*The exercise*: Each line that includes the string "Daily" counts once; give the total and nothing else.

*Extracted records*:
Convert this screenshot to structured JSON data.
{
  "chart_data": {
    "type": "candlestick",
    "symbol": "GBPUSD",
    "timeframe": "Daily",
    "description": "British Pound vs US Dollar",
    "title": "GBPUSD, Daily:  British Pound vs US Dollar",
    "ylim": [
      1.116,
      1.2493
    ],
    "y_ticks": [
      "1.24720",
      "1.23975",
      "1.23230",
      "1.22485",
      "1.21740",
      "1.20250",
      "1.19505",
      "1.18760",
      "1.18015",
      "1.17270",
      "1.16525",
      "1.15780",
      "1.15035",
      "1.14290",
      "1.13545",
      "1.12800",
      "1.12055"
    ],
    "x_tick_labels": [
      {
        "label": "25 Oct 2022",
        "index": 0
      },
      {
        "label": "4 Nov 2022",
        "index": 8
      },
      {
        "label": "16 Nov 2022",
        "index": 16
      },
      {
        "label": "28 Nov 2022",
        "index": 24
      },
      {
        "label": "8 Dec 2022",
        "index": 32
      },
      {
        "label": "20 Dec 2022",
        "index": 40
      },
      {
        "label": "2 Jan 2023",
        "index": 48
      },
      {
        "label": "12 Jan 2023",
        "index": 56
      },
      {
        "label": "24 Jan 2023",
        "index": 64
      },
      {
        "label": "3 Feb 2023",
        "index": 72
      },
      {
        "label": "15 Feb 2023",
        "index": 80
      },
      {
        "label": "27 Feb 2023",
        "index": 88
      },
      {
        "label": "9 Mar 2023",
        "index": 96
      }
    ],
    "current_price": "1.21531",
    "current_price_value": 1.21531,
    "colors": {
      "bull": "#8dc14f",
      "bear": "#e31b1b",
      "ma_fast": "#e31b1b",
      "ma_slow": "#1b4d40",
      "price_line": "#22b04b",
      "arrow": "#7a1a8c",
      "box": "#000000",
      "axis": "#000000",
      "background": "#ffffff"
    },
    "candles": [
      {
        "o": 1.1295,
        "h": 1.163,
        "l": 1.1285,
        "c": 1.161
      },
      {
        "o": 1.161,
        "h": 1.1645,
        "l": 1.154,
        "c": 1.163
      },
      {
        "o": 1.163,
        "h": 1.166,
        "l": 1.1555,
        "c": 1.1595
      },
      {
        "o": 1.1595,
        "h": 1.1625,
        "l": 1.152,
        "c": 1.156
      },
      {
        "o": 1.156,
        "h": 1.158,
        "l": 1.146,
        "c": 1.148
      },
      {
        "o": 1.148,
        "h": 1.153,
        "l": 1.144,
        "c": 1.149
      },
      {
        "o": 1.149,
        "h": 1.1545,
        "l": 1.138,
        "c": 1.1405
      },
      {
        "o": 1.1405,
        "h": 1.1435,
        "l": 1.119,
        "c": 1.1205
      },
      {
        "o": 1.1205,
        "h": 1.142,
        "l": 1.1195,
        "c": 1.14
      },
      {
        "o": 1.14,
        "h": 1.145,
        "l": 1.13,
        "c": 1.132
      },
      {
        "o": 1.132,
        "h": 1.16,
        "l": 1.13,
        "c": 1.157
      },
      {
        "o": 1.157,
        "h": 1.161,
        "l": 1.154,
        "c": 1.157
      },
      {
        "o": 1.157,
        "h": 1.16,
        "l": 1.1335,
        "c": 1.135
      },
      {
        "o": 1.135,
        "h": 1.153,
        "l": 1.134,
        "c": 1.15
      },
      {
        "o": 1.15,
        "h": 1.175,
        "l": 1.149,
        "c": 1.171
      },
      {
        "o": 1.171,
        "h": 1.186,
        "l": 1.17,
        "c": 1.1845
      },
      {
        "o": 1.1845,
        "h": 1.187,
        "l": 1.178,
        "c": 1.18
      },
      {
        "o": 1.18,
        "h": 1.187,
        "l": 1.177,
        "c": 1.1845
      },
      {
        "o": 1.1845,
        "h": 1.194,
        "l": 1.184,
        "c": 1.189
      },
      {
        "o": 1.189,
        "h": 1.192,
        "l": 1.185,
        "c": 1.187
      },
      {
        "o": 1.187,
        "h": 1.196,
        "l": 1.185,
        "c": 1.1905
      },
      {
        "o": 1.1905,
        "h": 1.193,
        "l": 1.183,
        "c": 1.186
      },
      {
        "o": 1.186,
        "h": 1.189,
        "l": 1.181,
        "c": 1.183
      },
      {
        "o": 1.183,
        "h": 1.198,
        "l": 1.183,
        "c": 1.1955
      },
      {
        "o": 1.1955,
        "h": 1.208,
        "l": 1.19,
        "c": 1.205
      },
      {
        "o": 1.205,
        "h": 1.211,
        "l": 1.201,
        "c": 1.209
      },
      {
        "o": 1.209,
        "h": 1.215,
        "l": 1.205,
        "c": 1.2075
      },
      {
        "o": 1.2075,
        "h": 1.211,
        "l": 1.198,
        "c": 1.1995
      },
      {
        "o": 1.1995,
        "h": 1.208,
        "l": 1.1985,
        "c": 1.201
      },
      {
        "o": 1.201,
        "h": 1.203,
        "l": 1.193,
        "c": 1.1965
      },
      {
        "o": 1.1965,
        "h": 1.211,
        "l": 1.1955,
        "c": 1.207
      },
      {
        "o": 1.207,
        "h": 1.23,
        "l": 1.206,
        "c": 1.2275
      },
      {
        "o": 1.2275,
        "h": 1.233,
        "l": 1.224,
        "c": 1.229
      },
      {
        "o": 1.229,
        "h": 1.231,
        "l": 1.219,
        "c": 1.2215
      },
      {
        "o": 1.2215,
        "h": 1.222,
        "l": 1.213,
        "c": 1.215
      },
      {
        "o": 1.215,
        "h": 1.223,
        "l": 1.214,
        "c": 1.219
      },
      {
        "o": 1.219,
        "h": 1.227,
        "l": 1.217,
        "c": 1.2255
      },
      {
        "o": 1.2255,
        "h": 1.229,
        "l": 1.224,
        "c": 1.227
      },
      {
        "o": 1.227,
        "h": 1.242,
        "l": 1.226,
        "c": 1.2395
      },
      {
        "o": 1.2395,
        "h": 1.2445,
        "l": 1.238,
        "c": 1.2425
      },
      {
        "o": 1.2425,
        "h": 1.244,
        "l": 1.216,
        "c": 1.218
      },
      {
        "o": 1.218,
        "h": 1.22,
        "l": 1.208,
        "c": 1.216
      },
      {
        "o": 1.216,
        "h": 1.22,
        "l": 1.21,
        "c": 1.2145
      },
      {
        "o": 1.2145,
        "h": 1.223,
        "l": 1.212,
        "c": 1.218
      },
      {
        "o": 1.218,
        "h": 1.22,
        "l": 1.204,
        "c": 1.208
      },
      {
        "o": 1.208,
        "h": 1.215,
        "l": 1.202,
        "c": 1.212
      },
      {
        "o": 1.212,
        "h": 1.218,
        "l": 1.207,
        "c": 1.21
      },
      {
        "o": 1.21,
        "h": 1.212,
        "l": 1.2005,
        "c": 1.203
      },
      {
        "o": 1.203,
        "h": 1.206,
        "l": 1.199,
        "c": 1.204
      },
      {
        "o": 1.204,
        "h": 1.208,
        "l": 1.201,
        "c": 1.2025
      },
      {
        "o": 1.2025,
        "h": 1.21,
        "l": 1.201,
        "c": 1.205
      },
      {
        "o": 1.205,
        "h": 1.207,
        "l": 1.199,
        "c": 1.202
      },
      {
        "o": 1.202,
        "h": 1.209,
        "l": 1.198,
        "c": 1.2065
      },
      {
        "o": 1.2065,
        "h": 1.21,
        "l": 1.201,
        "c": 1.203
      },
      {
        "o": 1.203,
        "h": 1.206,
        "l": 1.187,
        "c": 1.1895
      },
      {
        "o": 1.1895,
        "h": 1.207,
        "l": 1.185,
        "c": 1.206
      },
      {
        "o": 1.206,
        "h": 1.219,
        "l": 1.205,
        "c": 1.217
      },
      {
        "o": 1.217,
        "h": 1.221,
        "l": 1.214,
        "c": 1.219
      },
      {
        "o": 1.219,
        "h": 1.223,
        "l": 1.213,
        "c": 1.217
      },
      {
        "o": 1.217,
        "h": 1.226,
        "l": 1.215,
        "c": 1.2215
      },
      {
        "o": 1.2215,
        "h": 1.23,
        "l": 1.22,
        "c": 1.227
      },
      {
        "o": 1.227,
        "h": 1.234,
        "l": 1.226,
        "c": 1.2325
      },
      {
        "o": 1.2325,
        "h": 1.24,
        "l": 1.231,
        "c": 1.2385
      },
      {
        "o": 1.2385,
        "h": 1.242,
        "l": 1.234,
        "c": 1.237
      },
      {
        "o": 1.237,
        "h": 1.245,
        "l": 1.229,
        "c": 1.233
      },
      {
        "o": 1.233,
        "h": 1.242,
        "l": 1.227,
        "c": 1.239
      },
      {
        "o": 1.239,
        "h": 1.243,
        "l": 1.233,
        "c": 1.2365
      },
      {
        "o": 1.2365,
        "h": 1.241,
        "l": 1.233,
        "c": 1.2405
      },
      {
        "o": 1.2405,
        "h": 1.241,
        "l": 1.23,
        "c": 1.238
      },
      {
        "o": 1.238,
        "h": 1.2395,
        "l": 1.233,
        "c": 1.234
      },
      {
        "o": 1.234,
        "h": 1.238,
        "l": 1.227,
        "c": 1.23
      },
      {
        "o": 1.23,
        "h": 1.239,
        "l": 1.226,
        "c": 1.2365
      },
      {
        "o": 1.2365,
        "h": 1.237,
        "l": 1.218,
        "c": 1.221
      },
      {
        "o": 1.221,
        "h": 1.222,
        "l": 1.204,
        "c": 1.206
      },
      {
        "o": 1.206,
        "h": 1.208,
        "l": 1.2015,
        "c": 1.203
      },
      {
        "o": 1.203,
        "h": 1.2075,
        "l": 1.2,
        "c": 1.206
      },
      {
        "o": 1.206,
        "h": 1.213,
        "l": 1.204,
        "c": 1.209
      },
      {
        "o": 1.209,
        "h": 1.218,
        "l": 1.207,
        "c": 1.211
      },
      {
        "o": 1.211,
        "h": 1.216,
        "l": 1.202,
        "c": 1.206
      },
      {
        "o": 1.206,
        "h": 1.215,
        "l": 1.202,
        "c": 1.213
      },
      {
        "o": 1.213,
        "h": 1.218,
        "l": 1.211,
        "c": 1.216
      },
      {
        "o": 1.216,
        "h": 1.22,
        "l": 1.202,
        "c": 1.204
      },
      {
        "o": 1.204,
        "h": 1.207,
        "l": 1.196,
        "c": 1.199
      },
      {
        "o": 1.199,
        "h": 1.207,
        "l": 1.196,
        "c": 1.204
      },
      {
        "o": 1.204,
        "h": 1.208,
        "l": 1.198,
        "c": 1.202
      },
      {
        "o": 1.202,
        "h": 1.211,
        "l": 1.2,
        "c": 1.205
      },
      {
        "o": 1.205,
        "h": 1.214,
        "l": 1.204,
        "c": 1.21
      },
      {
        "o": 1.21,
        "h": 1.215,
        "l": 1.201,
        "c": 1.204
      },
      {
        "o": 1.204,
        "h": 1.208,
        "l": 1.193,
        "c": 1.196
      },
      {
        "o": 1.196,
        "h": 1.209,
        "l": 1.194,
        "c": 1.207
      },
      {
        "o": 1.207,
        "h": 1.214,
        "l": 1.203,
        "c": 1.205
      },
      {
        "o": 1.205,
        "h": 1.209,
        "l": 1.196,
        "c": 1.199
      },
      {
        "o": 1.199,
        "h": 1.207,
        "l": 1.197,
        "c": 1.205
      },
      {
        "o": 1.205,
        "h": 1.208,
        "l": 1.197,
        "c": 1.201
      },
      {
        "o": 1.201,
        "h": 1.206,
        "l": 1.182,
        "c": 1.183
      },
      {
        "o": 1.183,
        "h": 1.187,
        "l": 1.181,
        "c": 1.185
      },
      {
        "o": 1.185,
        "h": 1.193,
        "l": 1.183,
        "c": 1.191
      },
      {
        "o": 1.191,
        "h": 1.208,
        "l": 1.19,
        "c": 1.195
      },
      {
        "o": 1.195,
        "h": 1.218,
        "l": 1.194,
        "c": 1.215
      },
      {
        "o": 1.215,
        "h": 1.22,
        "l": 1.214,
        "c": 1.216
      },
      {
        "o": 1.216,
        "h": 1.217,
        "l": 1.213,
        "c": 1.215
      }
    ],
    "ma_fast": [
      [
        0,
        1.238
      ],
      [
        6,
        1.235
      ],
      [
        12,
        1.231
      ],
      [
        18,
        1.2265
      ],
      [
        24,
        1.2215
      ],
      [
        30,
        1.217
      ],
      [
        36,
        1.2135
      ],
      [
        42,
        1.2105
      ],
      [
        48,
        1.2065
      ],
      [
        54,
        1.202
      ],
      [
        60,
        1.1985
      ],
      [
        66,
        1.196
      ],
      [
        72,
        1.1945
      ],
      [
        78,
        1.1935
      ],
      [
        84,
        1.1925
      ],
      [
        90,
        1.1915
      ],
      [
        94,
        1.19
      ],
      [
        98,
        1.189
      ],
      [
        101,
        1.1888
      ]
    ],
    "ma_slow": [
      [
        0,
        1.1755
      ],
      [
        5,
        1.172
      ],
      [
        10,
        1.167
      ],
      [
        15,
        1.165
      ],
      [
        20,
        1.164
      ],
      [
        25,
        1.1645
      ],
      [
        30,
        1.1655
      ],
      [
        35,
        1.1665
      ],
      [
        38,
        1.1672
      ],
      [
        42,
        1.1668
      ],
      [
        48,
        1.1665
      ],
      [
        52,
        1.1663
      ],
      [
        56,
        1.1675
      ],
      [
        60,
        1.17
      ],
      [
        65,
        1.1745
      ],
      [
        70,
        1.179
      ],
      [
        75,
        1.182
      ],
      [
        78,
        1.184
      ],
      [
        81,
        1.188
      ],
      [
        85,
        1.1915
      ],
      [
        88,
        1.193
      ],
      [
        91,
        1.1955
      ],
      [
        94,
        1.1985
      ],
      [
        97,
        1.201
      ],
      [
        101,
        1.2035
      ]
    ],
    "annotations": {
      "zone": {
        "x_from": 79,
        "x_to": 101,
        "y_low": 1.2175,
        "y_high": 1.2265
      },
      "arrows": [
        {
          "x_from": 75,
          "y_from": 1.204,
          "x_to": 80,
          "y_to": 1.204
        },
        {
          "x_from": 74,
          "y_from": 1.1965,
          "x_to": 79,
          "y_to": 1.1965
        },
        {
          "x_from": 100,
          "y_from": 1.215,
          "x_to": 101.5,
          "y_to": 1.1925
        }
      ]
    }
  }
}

*Solution below*: 2